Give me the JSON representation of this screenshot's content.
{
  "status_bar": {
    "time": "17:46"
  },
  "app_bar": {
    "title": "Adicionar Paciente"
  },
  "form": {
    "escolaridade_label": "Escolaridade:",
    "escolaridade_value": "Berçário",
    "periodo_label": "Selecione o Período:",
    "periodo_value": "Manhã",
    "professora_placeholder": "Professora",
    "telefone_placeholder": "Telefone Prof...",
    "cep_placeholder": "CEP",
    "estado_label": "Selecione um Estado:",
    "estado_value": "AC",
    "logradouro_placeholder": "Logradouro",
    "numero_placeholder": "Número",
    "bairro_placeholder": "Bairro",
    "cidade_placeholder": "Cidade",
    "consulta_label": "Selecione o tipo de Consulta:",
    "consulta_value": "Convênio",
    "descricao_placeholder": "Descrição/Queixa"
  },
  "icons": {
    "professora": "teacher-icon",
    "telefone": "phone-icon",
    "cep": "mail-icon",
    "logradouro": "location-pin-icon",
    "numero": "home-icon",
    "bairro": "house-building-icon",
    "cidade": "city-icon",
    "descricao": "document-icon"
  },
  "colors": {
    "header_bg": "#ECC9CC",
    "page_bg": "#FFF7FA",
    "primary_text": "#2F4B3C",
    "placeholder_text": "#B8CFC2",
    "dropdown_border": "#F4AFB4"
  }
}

——————

== What is asked ==
Give the entries once more, exactly as they appear.

== Solution for this exercise ==
Give me the JSON representation of this screenshot's content.
{
  "status_bar": {
    "time": "17:46"
  },
  "app_bar": {
    "title": "Adicionar Paciente"
  },
  "form": {
    "escolaridade_label": "Escolaridade:",
    "escolaridade_value": "Berçário",
    "periodo_label": "Selecione o Período:",
    "periodo_value": "Manhã",
    "professora_placeholder": "Professora",
    "telefone_placeholder": "Telefone Prof...",
    "cep_placeholder": "CEP",
    "estado_label": "Selecione um Estado:",
    "estado_value": "AC",
    "logradouro_placeholder": "Logradouro",
    "numero_placeholder": "Número",
    "bairro_placeholder": "Bairro",
    "cidade_placeholder": "Cidade",
    "consulta_label": "Selecione o tipo de Consulta:",
    "consulta_value": "Convênio",
    "descricao_placeholder": "Descrição/Queixa"
  },
  "icons": {
    "professora": "teacher-icon",
    "telefone": "phone-icon",
    "cep": "mail-icon",
    "logradouro": "location-pin-icon",
    "numero": "home-icon",
    "bairro": "house-building-icon",
    "cidade": "city-icon",
    "descricao": "document-icon"
  },
  "colors": {
    "header_bg": "#ECC9CC",
    "page_bg": "#FFF7FA",
    "primary_text": "#2F4B3C",
    "placeholder_text": "#B8CFC2",
    "dropdown_border": "#F4AFB4"
  }
}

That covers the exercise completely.